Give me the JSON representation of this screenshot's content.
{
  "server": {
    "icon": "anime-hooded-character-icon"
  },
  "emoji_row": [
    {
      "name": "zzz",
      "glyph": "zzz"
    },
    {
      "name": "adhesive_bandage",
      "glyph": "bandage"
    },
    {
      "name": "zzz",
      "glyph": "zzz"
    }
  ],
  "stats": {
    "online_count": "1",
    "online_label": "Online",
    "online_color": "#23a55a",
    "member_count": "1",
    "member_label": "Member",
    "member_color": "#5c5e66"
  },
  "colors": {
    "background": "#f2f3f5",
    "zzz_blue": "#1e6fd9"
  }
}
▬▬▬
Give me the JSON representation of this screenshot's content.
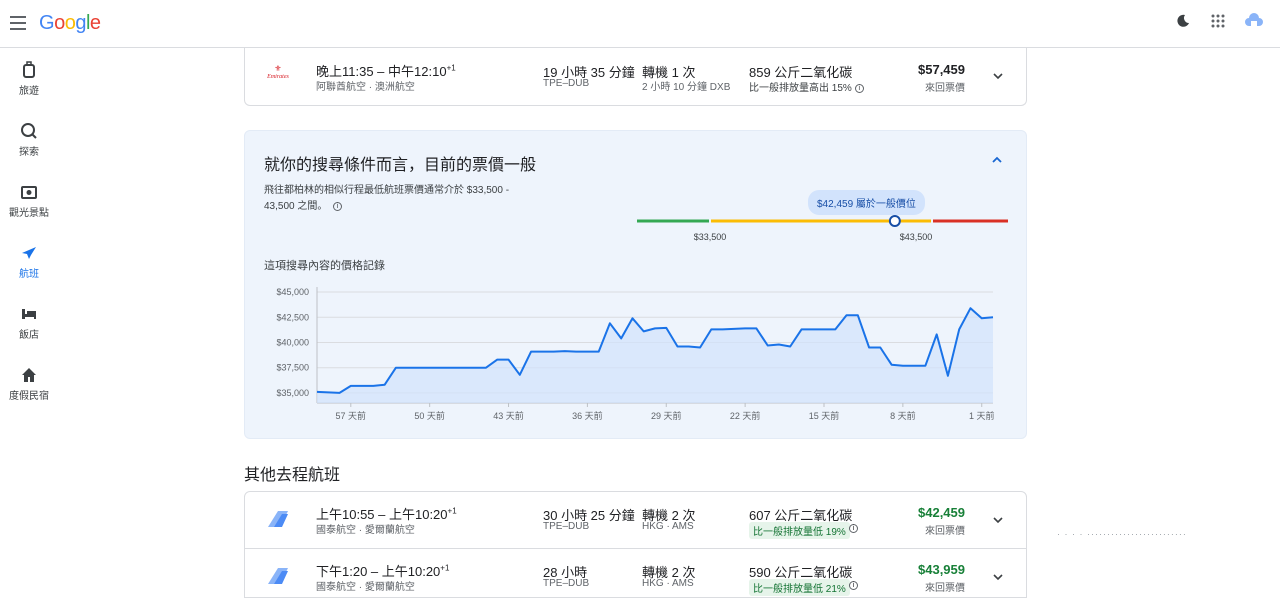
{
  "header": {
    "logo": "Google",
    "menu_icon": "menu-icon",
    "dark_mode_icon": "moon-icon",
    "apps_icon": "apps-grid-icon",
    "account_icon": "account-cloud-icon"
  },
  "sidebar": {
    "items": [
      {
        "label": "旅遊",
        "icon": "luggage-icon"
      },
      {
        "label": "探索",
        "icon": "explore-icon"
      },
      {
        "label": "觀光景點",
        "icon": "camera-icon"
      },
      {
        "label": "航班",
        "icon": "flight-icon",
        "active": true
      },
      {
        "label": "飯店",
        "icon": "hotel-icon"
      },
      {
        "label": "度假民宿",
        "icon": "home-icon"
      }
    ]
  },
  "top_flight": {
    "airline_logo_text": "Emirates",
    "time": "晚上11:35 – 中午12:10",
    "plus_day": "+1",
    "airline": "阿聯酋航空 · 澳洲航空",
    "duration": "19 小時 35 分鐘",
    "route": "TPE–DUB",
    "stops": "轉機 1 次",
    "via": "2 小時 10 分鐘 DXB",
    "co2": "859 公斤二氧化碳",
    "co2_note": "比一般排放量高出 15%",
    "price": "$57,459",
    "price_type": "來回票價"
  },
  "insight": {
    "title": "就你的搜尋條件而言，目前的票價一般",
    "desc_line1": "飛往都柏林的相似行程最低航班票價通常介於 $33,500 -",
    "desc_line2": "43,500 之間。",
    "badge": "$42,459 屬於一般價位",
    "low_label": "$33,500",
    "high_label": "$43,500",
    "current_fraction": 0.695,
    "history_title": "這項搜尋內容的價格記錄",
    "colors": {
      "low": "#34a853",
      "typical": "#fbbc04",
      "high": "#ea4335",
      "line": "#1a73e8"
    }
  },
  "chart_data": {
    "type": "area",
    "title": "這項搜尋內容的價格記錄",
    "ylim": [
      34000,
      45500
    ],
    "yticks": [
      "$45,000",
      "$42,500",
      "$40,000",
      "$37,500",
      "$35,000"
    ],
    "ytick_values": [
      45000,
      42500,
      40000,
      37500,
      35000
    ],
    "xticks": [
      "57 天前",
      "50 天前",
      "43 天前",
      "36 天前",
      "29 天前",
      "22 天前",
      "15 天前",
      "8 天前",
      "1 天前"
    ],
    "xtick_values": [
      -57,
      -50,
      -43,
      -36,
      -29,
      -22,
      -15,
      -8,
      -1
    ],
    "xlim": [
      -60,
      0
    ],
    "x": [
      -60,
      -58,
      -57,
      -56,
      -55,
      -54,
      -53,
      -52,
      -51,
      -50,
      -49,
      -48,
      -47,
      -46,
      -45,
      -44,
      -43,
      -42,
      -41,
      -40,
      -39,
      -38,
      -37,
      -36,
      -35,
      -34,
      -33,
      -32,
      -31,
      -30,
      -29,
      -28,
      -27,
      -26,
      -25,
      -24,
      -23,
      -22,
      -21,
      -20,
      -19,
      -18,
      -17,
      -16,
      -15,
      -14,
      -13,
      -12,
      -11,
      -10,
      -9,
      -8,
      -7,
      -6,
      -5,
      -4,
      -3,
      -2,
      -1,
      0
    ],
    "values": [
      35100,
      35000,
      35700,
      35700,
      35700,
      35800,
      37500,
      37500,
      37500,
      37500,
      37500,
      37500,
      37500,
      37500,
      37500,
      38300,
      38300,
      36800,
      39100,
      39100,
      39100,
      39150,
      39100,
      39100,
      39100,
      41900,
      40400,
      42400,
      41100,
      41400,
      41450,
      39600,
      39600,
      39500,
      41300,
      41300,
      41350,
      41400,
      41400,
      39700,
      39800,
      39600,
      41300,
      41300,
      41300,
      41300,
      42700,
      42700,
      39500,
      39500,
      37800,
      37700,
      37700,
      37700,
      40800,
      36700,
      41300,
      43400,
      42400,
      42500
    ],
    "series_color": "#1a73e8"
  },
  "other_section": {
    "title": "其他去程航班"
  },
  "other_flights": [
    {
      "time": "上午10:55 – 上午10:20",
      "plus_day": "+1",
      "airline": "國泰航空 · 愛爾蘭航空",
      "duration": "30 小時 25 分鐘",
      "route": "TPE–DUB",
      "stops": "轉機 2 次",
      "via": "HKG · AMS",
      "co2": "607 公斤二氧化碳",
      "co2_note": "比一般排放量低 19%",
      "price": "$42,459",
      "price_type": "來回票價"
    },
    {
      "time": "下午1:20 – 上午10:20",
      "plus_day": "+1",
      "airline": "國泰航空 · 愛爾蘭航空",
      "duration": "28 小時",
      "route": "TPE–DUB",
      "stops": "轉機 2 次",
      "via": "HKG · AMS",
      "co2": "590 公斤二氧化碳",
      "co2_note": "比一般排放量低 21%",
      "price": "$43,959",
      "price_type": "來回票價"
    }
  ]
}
▬▬▬
Required work:
Copy each line above where the string "這項搜尋內容的價格記錄" occurs.

Solved problem:
    "history_title": "這項搜尋內容的價格記錄",
    "title": "這項搜尋內容的價格記錄",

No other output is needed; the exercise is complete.